[Begin INPUT]

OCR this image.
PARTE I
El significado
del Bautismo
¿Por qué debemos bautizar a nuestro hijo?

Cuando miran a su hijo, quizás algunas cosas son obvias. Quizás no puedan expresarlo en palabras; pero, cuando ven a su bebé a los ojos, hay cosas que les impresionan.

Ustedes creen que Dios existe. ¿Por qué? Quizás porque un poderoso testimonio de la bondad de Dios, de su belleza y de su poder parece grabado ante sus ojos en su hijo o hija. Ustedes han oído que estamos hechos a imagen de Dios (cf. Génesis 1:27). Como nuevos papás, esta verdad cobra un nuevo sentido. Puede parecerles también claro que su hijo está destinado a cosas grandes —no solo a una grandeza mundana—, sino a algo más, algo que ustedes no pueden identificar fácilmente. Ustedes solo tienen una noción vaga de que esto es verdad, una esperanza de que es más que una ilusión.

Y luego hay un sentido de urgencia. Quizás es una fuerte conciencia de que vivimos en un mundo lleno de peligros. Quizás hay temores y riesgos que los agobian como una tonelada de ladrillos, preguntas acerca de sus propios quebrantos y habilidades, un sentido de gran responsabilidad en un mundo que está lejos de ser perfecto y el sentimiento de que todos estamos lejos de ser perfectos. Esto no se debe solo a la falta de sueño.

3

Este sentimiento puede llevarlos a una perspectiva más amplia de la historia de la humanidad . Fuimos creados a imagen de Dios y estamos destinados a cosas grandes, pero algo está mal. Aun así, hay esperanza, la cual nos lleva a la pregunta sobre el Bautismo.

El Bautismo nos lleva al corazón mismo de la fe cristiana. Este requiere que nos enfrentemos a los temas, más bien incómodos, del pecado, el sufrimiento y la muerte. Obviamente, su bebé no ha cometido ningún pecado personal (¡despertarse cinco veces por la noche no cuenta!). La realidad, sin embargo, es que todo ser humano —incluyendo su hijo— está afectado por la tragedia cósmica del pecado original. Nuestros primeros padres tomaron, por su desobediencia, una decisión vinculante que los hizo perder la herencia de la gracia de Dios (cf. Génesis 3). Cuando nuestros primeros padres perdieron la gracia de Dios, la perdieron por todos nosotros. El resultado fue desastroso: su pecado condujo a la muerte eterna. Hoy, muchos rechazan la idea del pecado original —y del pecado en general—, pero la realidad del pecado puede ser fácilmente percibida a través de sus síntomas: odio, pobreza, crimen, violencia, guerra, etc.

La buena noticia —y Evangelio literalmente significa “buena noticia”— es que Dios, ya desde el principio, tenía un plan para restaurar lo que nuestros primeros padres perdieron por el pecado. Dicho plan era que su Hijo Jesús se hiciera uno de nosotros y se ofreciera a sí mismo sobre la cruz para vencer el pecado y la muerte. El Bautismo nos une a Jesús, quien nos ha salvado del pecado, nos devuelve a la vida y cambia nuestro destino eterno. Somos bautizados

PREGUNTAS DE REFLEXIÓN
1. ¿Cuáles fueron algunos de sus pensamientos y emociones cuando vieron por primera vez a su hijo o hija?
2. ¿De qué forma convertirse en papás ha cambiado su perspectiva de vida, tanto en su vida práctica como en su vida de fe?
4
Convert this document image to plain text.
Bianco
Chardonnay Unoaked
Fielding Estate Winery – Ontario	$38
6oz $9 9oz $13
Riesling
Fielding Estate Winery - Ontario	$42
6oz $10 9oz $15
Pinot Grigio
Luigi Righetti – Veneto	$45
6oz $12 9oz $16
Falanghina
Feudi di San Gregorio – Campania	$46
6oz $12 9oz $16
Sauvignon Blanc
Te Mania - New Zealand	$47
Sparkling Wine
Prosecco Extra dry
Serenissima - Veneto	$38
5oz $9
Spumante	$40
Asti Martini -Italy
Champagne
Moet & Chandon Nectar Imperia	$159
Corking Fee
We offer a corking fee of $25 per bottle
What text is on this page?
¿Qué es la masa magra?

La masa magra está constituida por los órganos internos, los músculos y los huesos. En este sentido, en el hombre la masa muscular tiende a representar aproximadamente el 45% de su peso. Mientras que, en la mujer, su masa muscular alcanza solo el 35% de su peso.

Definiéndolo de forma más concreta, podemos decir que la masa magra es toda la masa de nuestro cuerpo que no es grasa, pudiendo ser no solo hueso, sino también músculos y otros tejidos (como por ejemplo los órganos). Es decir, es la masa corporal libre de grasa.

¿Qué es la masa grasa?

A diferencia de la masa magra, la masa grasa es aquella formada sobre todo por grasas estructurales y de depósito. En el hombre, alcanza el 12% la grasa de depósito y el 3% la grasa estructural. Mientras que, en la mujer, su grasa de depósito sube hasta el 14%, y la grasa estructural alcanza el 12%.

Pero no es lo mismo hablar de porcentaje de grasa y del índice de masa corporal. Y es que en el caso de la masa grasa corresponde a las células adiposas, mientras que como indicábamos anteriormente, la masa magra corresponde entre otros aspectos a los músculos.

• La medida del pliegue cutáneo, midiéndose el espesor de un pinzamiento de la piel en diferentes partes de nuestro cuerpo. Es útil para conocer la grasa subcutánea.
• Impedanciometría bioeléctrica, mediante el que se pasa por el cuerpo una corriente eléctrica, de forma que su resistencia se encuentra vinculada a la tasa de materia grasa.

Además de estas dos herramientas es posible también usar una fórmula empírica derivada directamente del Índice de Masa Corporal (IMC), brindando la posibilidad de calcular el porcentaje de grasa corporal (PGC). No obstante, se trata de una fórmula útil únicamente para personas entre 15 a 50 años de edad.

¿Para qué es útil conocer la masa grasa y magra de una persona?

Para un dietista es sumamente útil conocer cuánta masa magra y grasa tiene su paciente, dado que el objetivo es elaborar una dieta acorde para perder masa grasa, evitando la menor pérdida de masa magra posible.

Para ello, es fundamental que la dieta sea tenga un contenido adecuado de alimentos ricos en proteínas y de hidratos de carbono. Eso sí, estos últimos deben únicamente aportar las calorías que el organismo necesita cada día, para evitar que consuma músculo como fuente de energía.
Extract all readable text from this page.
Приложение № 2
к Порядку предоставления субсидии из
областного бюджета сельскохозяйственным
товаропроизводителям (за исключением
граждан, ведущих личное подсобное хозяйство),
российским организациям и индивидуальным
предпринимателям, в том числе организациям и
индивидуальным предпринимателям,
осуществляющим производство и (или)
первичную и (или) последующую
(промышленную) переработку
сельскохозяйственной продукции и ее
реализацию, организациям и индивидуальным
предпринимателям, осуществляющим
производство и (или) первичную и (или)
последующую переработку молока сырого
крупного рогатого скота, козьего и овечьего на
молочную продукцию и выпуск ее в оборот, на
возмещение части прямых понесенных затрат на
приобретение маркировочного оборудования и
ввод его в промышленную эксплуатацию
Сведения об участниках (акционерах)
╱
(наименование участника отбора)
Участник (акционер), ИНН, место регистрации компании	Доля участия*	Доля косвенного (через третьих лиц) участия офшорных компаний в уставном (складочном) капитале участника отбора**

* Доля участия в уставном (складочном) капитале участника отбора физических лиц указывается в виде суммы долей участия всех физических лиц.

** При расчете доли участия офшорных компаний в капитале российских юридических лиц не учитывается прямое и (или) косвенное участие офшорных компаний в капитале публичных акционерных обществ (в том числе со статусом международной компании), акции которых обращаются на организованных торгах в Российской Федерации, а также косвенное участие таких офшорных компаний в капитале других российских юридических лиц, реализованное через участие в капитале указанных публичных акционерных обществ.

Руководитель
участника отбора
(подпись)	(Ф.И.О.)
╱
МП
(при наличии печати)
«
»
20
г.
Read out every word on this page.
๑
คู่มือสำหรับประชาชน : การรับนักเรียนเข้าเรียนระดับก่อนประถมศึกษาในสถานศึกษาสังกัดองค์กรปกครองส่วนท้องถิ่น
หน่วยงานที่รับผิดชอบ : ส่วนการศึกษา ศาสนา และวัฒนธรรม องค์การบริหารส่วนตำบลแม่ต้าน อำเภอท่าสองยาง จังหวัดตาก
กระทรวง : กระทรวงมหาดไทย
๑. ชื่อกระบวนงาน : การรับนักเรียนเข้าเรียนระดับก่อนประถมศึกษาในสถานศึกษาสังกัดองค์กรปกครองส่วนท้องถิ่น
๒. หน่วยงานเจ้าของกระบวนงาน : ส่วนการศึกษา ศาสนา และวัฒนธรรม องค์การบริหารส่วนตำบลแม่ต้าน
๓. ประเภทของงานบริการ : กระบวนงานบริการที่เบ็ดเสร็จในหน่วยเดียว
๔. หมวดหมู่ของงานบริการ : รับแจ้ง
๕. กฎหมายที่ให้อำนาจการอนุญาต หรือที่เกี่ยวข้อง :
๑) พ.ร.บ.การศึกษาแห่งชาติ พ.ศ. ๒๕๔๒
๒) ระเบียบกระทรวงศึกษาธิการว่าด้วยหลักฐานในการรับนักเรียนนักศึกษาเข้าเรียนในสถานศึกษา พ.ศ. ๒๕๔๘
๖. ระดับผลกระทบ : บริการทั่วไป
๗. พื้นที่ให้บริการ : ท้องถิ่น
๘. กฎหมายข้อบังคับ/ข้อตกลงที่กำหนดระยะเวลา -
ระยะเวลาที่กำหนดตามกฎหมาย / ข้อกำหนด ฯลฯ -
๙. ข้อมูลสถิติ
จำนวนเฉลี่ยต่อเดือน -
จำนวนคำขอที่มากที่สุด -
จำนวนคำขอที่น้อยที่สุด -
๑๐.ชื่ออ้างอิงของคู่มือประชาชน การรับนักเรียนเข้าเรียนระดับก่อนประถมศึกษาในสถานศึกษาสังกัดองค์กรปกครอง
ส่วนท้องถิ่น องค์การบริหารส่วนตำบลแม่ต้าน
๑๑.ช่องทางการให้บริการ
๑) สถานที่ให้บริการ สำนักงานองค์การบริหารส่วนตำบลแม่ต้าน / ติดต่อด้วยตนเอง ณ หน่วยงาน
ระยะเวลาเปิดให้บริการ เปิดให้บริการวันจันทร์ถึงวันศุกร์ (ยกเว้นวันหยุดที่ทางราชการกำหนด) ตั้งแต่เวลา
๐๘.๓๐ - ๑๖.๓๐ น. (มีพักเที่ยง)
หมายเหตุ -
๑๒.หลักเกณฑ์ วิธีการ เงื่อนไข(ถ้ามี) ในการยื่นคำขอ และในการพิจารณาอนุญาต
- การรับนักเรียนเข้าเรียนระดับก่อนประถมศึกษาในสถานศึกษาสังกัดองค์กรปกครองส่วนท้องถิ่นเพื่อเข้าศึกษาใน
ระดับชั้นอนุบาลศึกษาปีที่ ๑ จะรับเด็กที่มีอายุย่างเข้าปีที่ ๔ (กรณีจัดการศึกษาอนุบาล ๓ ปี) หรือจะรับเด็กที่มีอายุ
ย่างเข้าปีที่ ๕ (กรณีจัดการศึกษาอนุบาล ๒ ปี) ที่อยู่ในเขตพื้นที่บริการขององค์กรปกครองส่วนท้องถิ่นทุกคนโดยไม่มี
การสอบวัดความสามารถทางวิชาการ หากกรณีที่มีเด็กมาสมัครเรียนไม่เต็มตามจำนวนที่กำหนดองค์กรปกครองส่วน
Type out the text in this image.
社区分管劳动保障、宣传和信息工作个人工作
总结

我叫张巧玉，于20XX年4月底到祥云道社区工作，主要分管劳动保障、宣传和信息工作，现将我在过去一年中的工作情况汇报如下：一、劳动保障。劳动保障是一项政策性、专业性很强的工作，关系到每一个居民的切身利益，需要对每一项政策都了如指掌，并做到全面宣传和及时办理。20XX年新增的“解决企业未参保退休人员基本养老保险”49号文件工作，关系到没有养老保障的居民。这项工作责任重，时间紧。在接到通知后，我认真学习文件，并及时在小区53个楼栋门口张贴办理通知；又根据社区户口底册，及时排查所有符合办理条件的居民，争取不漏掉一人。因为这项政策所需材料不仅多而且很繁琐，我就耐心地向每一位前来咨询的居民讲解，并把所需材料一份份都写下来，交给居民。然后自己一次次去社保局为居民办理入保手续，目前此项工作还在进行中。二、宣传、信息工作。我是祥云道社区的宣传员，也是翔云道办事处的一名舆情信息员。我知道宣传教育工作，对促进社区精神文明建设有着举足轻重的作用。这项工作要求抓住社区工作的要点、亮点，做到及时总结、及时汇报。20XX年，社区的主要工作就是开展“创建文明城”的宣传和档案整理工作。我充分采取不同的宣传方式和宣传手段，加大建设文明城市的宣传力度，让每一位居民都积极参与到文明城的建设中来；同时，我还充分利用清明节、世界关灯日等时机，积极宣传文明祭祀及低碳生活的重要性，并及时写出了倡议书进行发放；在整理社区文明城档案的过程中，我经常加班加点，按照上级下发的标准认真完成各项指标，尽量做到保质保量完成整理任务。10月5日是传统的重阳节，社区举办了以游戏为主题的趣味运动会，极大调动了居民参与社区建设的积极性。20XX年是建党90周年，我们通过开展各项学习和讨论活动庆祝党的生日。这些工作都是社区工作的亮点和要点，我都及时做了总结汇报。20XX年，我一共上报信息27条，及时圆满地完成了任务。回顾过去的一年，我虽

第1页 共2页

[End INPUT]

◆ PROBLEM STATEMENT
Only a number is wanted: how many lines above include "this"?

◆ COMPLETED TASK
6